TASK INSTRUCTIONS: In the records below, find each line with the word "this" and copy it.

[Data items]
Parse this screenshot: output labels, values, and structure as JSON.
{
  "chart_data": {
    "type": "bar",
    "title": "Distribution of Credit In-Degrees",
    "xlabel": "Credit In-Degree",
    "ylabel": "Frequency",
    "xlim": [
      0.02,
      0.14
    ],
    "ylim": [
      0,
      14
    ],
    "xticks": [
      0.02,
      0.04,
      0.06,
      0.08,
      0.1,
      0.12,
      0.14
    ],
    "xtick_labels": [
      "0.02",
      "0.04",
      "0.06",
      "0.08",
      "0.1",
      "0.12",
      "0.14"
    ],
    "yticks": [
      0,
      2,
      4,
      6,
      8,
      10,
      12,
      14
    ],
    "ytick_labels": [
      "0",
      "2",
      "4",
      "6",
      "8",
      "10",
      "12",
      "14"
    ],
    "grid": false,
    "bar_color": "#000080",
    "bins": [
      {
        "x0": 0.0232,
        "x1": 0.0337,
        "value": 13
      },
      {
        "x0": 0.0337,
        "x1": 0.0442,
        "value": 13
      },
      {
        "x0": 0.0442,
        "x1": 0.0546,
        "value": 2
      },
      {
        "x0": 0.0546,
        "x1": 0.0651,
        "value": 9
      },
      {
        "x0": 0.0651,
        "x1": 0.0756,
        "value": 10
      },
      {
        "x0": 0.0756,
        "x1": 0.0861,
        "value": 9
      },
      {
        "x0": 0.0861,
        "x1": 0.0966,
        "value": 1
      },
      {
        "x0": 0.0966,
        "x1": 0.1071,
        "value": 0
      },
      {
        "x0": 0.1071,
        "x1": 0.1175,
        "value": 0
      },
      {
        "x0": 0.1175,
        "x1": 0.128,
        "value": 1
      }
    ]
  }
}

---

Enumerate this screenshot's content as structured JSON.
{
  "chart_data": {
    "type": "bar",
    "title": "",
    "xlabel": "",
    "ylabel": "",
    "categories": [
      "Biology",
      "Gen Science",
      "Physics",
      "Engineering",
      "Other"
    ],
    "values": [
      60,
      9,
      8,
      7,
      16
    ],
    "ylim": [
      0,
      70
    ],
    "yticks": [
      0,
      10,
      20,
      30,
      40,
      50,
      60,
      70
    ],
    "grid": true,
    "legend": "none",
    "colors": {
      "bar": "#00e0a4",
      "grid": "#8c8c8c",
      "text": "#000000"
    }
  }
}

SOLVED PROBLEM:
Parse this screenshot: output labels, values, and structure as JSON.
Enumerate this screenshot's content as structured JSON.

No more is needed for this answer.